Pictures stay out; everything else in the records below is copied exactly.

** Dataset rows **

****************

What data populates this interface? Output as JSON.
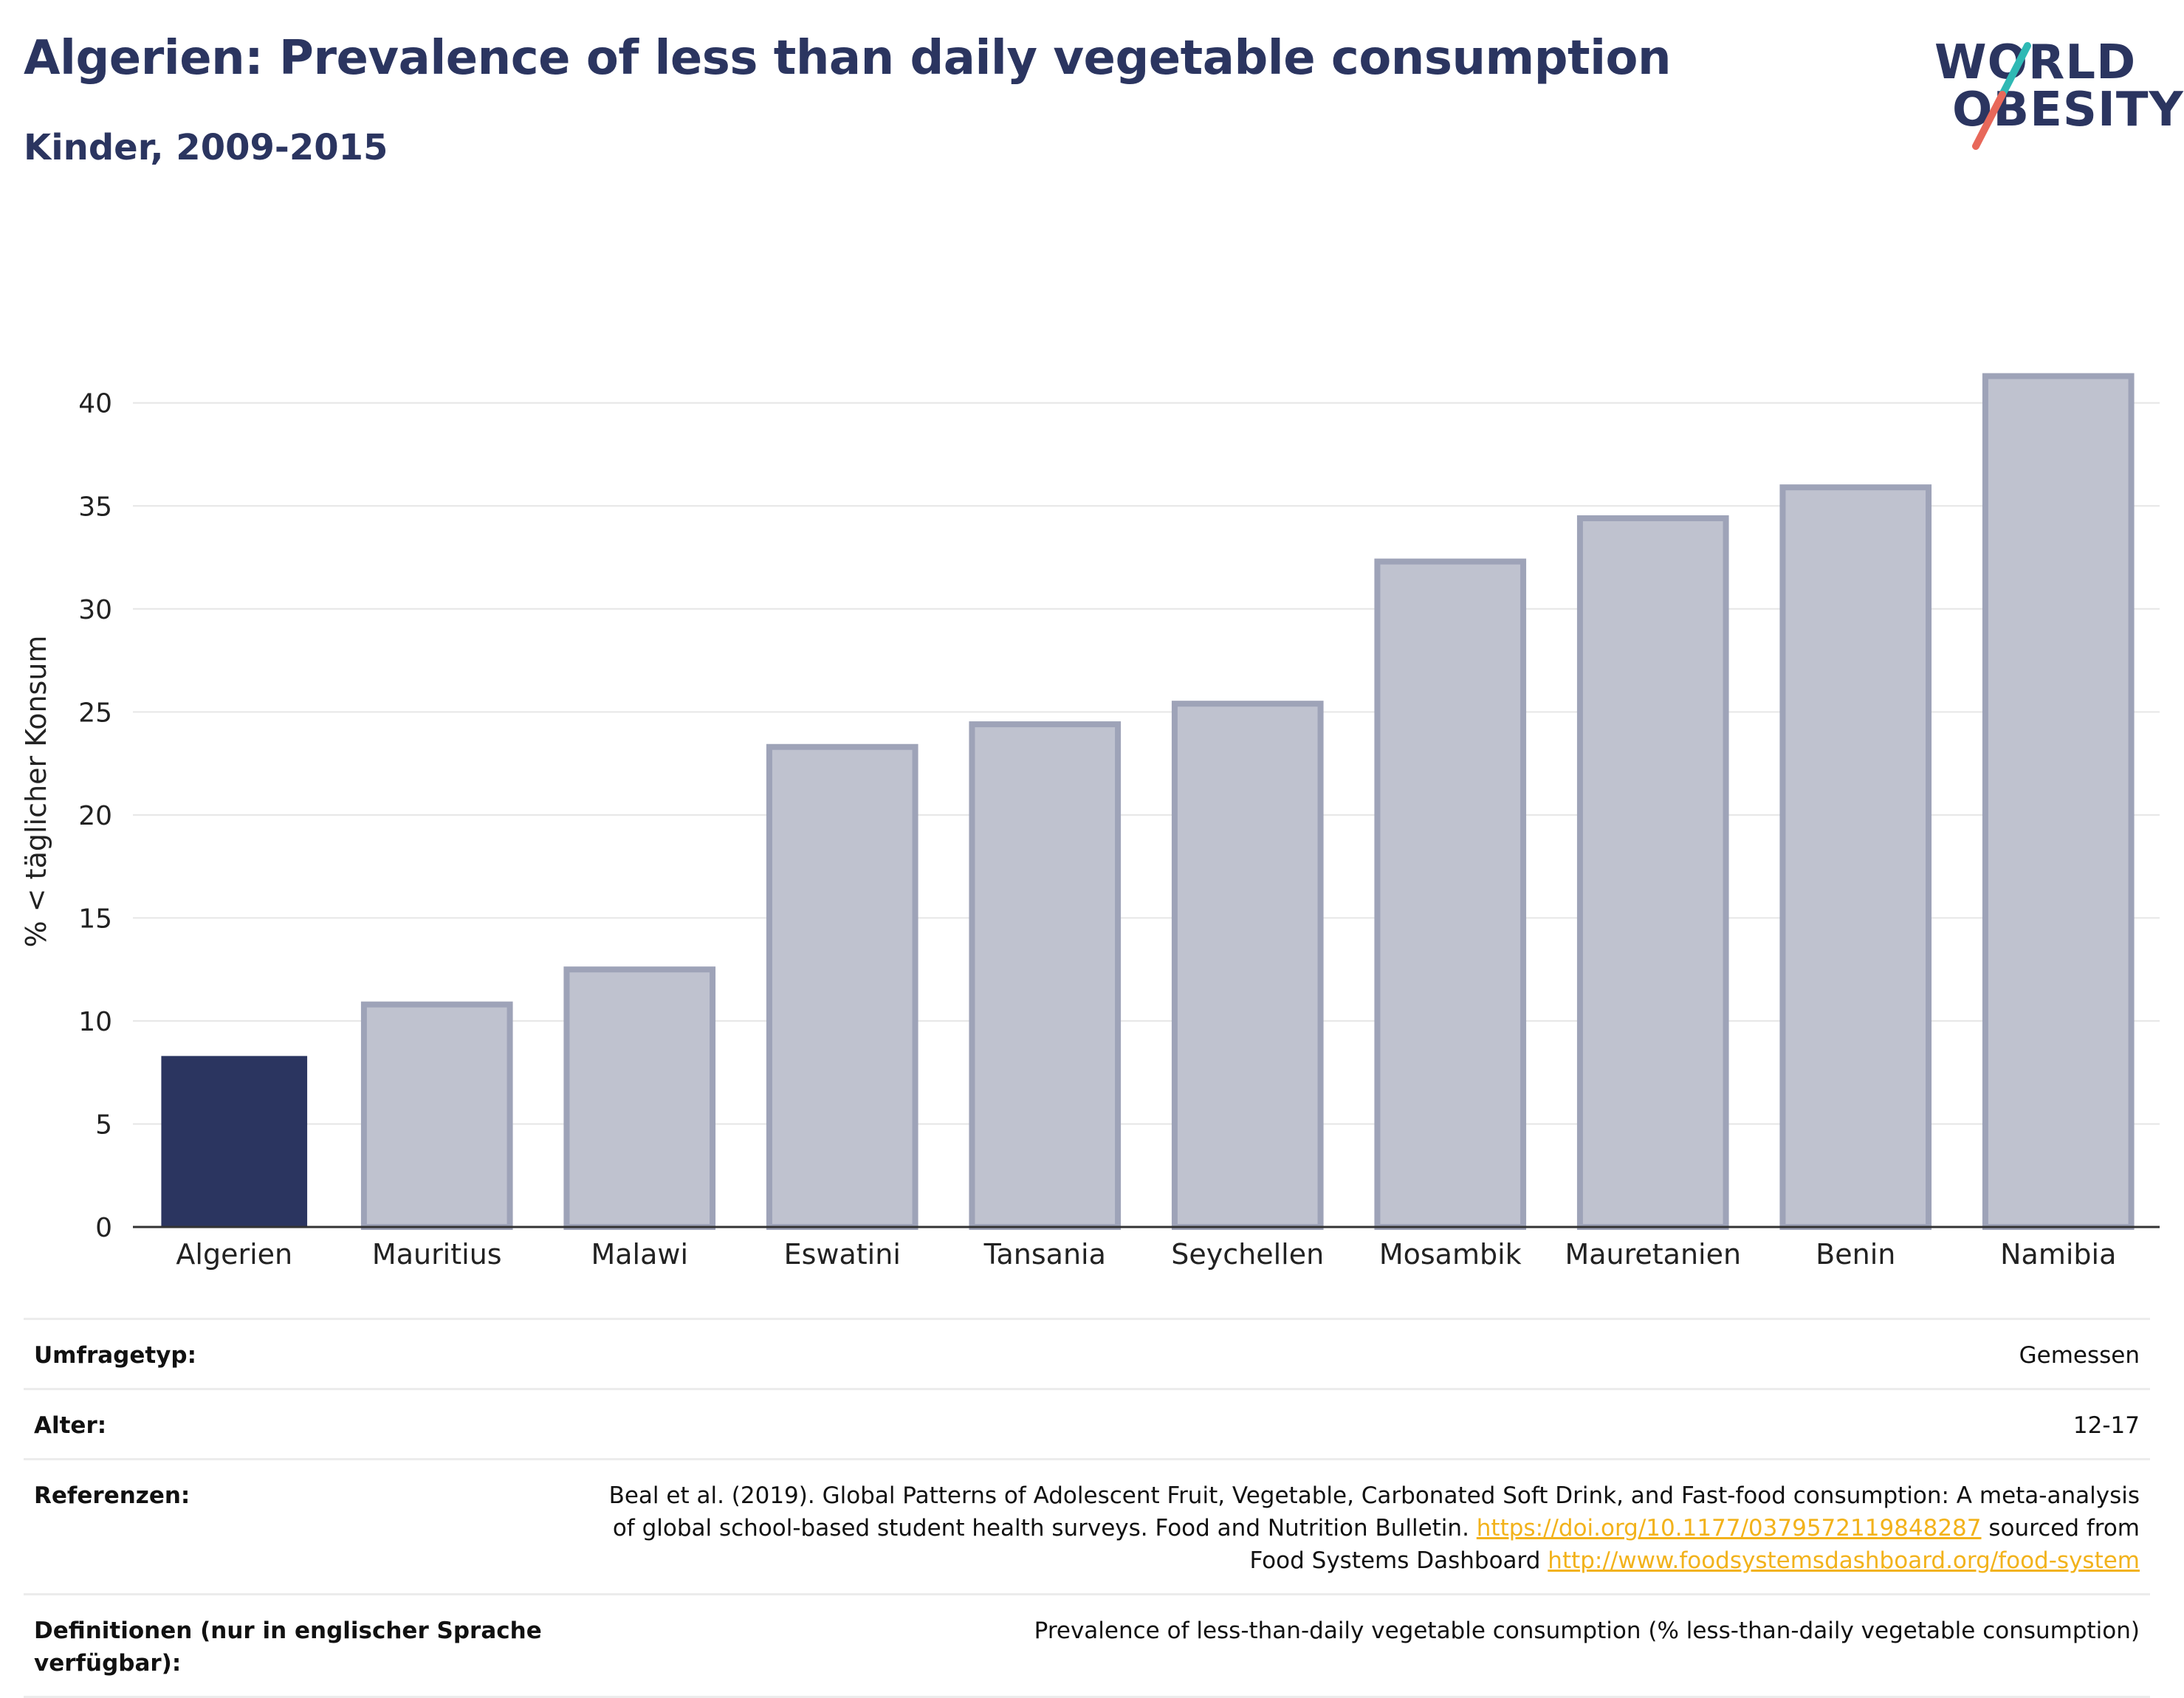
{
  "header": {
    "title": "Algerien: Prevalence of less than daily vegetable consumption",
    "subtitle": "Kinder, 2009-2015"
  },
  "logo": {
    "line1": "WORLD",
    "line2": "OBESITY",
    "colors": {
      "text": "#2b3560",
      "slash_top": "#2fb9b4",
      "slash_bottom": "#e8685a"
    }
  },
  "colors": {
    "highlight_bar": "#2b3560",
    "other_bar_fill": "#bfc2cf",
    "other_bar_stroke": "#9ea3b8",
    "gridline": "#e6e6e6",
    "axis": "#333333",
    "link": "#f2b21b"
  },
  "chart_data": {
    "type": "bar",
    "title": "Algerien: Prevalence of less than daily vegetable consumption",
    "subtitle": "Kinder, 2009-2015",
    "xlabel": "",
    "ylabel": "% < täglicher Konsum",
    "categories": [
      "Algerien",
      "Mauritius",
      "Malawi",
      "Eswatini",
      "Tansania",
      "Seychellen",
      "Mosambik",
      "Mauretanien",
      "Benin",
      "Namibia"
    ],
    "values": [
      8.3,
      10.8,
      12.5,
      23.3,
      24.4,
      25.4,
      32.3,
      34.4,
      35.9,
      41.3
    ],
    "highlight": "Algerien",
    "ylim": [
      0,
      43
    ],
    "yticks": [
      0,
      5,
      10,
      15,
      20,
      25,
      30,
      35,
      40
    ],
    "grid": true,
    "legend": "none"
  },
  "meta": {
    "rows": [
      {
        "label": "Umfragetyp:",
        "value": "Gemessen"
      },
      {
        "label": "Alter:",
        "value": "12-17"
      }
    ],
    "references": {
      "label": "Referenzen:",
      "line1": "Beal et al. (2019). Global Patterns of Adolescent Fruit, Vegetable, Carbonated Soft Drink, and Fast-food consumption: A meta-analysis",
      "line2_prefix": "of global school-based student health surveys. Food and Nutrition Bulletin. ",
      "link1": "https://doi.org/10.1177/0379572119848287",
      "line2_suffix": " sourced from",
      "line3_prefix": "Food Systems Dashboard ",
      "link2": "http://www.foodsystemsdashboard.org/food-system"
    },
    "definitions": {
      "label": "Definitionen (nur in englischer Sprache verfügbar):",
      "value": "Prevalence of less-than-daily vegetable consumption (% less-than-daily vegetable consumption)"
    }
  }
}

****************

** CORRECT OUTPUT **
What data populates this interface? Output as JSON.
{
  "header": {
    "title": "Algerien: Prevalence of less than daily vegetable consumption",
    "subtitle": "Kinder, 2009-2015"
  },
  "logo": {
    "line1": "WORLD",
    "line2": "OBESITY",
    "colors": {
      "text": "#2b3560",
      "slash_top": "#2fb9b4",
      "slash_bottom": "#e8685a"
    }
  },
  "colors": {
    "highlight_bar": "#2b3560",
    "other_bar_fill": "#bfc2cf",
    "other_bar_stroke": "#9ea3b8",
    "gridline": "#e6e6e6",
    "axis": "#333333",
    "link": "#f2b21b"
  },
  "chart_data": {
    "type": "bar",
    "title": "Algerien: Prevalence of less than daily vegetable consumption",
    "subtitle": "Kinder, 2009-2015",
    "xlabel": "",
    "ylabel": "% < täglicher Konsum",
    "categories": [
      "Algerien",
      "Mauritius",
      "Malawi",
      "Eswatini",
      "Tansania",
      "Seychellen",
      "Mosambik",
      "Mauretanien",
      "Benin",
      "Namibia"
    ],
    "values": [
      8.3,
      10.8,
      12.5,
      23.3,
      24.4,
      25.4,
      32.3,
      34.4,
      35.9,
      41.3
    ],
    "highlight": "Algerien",
    "ylim": [
      0,
      43
    ],
    "yticks": [
      0,
      5,
      10,
      15,
      20,
      25,
      30,
      35,
      40
    ],
    "grid": true,
    "legend": "none"
  },
  "meta": {
    "rows": [
      {
        "label": "Umfragetyp:",
        "value": "Gemessen"
      },
      {
        "label": "Alter:",
        "value": "12-17"
      }
    ],
    "references": {
      "label": "Referenzen:",
      "line1": "Beal et al. (2019). Global Patterns of Adolescent Fruit, Vegetable, Carbonated Soft Drink, and Fast-food consumption: A meta-analysis",
      "line2_prefix": "of global school-based student health surveys. Food and Nutrition Bulletin. ",
      "link1": "https://doi.org/10.1177/0379572119848287",
      "line2_suffix": " sourced from",
      "line3_prefix": "Food Systems Dashboard ",
      "link2": "http://www.foodsystemsdashboard.org/food-system"
    },
    "definitions": {
      "label": "Definitionen (nur in englischer Sprache verfügbar):",
      "value": "Prevalence of less-than-daily vegetable consumption (% less-than-daily vegetable consumption)"
    }
  }
}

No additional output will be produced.